_Required work:_ From the records, pick out and copy each line containing "this".

Dataset rows for document pages
====================

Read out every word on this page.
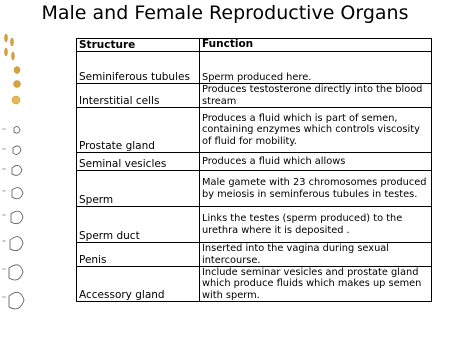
Male and Female Reproductive Organs
20
25
30
35
40
45
50
56
Structure	Function
Seminiferous tubules	Sperm produced here.
Interstitial cells	Produces testosterone directly into the blood stream
Prostate gland	Produces a fluid which is part of semen, containing enzymes which controls viscosity of fluid for mobility.
Seminal vesicles	Produces a fluid which allows
Sperm	Male gamete with 23 chromosomes produced by meiosis in seminferous tubules in testes.
Sperm duct	Links the testes (sperm produced) to the urethra where it is deposited .
Penis	Inserted into the vagina during sexual intercourse.
Accessory gland	Include seminar vesicles and prostate gland which produce fluids which makes up semen with sperm.
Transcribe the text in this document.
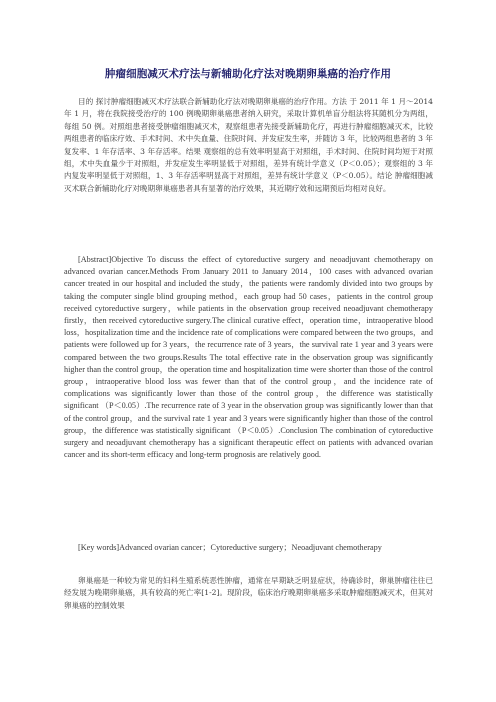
肿瘤细胞减灭术疗法与新辅助化疗法对晚期卵巢癌的治疗作用

目的 探讨肿瘤细胞减灭术疗法联合新辅助化疗法对晚期卵巢癌的治疗作用。方法 于 2011 年 1 月～2014 年 1 月，将在我院接受治疗的 100 例晚期卵巢癌患者纳入研究，采取计算机单盲分组法将其随机分为两组，每组 50 例。对照组患者接受肿瘤细胞减灭术，观察组患者先接受新辅助化疗，再进行肿瘤细胞减灭术，比较两组患者的临床疗效、手术时间、术中失血量、住院时间、并发症发生率，并随访 3 年，比较两组患者的 3 年复发率、1 年存活率、3 年存活率。结果 观察组的总有效率明显高于对照组，手术时间、住院时间均短于对照组，术中失血量少于对照组，并发症发生率明显低于对照组，差异有统计学意义（P＜0.05）；观察组的 3 年内复发率明显低于对照组，1、3 年存活率明显高于对照组，差异有统计学意义（P＜0.05）。结论 肿瘤细胞减灭术联合新辅助化疗对晚期卵巢癌患者具有显著的治疗效果，其近期疗效和远期预后均相对良好。

[Abstract]Objective To discuss the effect of cytoreductive surgery and neoadjuvant chemotherapy on advanced ovarian cancer.Methods From January 2011 to January 2014，100 cases with advanced ovarian cancer treated in our hospital and included the study，the patients were randomly divided into two groups by taking the computer single blind grouping method，each group had 50 cases，patients in the control group received cytoreductive surgery，while patients in the observation group received neoadjuvant chemotherapy firstly，then received cytoreductive surgery.The clinical curative effect，operation time，intraoperative blood loss，hospitalization time and the incidence rate of complications were compared between the two groups，and patients were followed up for 3 years，the recurrence rate of 3 years，the survival rate 1 year and 3 years were compared between the two groups.Results The total effective rate in the observation group was significantly higher than the control group，the operation time and hospitalization time were shorter than those of the control group，intraoperative blood loss was fewer than that of the control group，and the incidence rate of complications was significantly lower than those of the control group，the difference was statistically significant （P＜0.05）.The recurrence rate of 3 year in the observation group was significantly lower than that of the control group，and the survival rate 1 year and 3 years were significantly higher than those of the control group，the difference was statistically significant （P＜0.05）.Conclusion The combination of cytoreductive surgery and neoadjuvant chemotherapy has a significant therapeutic effect on patients with advanced ovarian cancer and its short-term efficacy and long-term prognosis are relatively good.

[Key words]Advanced ovarian cancer；Cytoreductive surgery；Neoadjuvant chemotherapy

卵巢癌是一种较为常见的妇科生殖系统恶性肿瘤，通常在早期缺乏明显症状，待确诊时，卵巢肿瘤往往已经发展为晚期卵巢癌，具有较高的死亡率[1-2]。现阶段，临床治疗晚期卵巢癌多采取肿瘤细胞减灭术，但其对卵巢癌的控制效果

====================

_Expected output:_
Read out every word on this page.
Transcribe the text in this document.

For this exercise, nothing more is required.